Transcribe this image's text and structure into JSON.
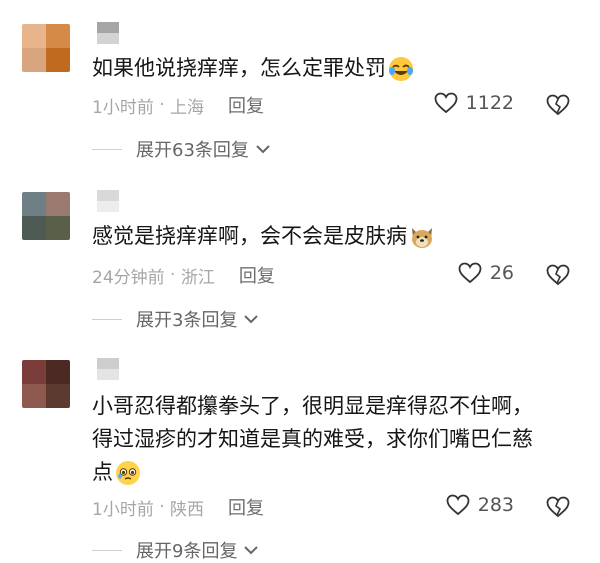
{
  "comments": [
    {
      "text": "如果他说挠痒痒，怎么定罪处罚",
      "emoji": "laughing-crying-emoji",
      "time": "1小时前",
      "location": "上海",
      "reply_label": "回复",
      "likes": "1122",
      "expand_label": "展开63条回复",
      "avatar_colors": [
        "#e8b48c",
        "#d68a47",
        "#d9a57e",
        "#c06a1f"
      ],
      "name_colors": [
        "#9c9c9c",
        "#cfcfcf"
      ]
    },
    {
      "text": "感觉是挠痒痒啊，会不会是皮肤病",
      "emoji": "dog-face-emoji",
      "time": "24分钟前",
      "location": "浙江",
      "reply_label": "回复",
      "likes": "26",
      "expand_label": "展开3条回复",
      "avatar_colors": [
        "#6e7f86",
        "#9a7a6e",
        "#4d5b54",
        "#5a5f4a"
      ],
      "name_colors": [
        "#d5d5d5",
        "#ececec"
      ]
    },
    {
      "text": "小哥忍得都攥拳头了，很明显是痒得忍不住啊，\n得过湿疹的才知道是真的难受，求你们嘴巴仁慈\n点",
      "emoji": "pleading-face-emoji",
      "time": "1小时前",
      "location": "陕西",
      "reply_label": "回复",
      "likes": "283",
      "expand_label": "展开9条回复",
      "avatar_colors": [
        "#7a3d3a",
        "#4a2a22",
        "#8e5a50",
        "#5c3a30"
      ],
      "name_colors": [
        "#c9c9c9",
        "#e2e2e2"
      ]
    }
  ],
  "icons": {
    "like": "heart-outline-icon",
    "dislike": "broken-heart-outline-icon",
    "expand": "chevron-down-icon"
  }
}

__REQUIRED WORK__. Quote the entries above word for word. Leave the images out.

__SOLUTION FOR THIS EXERCISE__.
Transcribe this image's text and structure into JSON.
{
  "comments": [
    {
      "text": "如果他说挠痒痒，怎么定罪处罚",
      "emoji": "laughing-crying-emoji",
      "time": "1小时前",
      "location": "上海",
      "reply_label": "回复",
      "likes": "1122",
      "expand_label": "展开63条回复",
      "avatar_colors": [
        "#e8b48c",
        "#d68a47",
        "#d9a57e",
        "#c06a1f"
      ],
      "name_colors": [
        "#9c9c9c",
        "#cfcfcf"
      ]
    },
    {
      "text": "感觉是挠痒痒啊，会不会是皮肤病",
      "emoji": "dog-face-emoji",
      "time": "24分钟前",
      "location": "浙江",
      "reply_label": "回复",
      "likes": "26",
      "expand_label": "展开3条回复",
      "avatar_colors": [
        "#6e7f86",
        "#9a7a6e",
        "#4d5b54",
        "#5a5f4a"
      ],
      "name_colors": [
        "#d5d5d5",
        "#ececec"
      ]
    },
    {
      "text": "小哥忍得都攥拳头了，很明显是痒得忍不住啊，\n得过湿疹的才知道是真的难受，求你们嘴巴仁慈\n点",
      "emoji": "pleading-face-emoji",
      "time": "1小时前",
      "location": "陕西",
      "reply_label": "回复",
      "likes": "283",
      "expand_label": "展开9条回复",
      "avatar_colors": [
        "#7a3d3a",
        "#4a2a22",
        "#8e5a50",
        "#5c3a30"
      ],
      "name_colors": [
        "#c9c9c9",
        "#e2e2e2"
      ]
    }
  ],
  "icons": {
    "like": "heart-outline-icon",
    "dislike": "broken-heart-outline-icon",
    "expand": "chevron-down-icon"
  }
}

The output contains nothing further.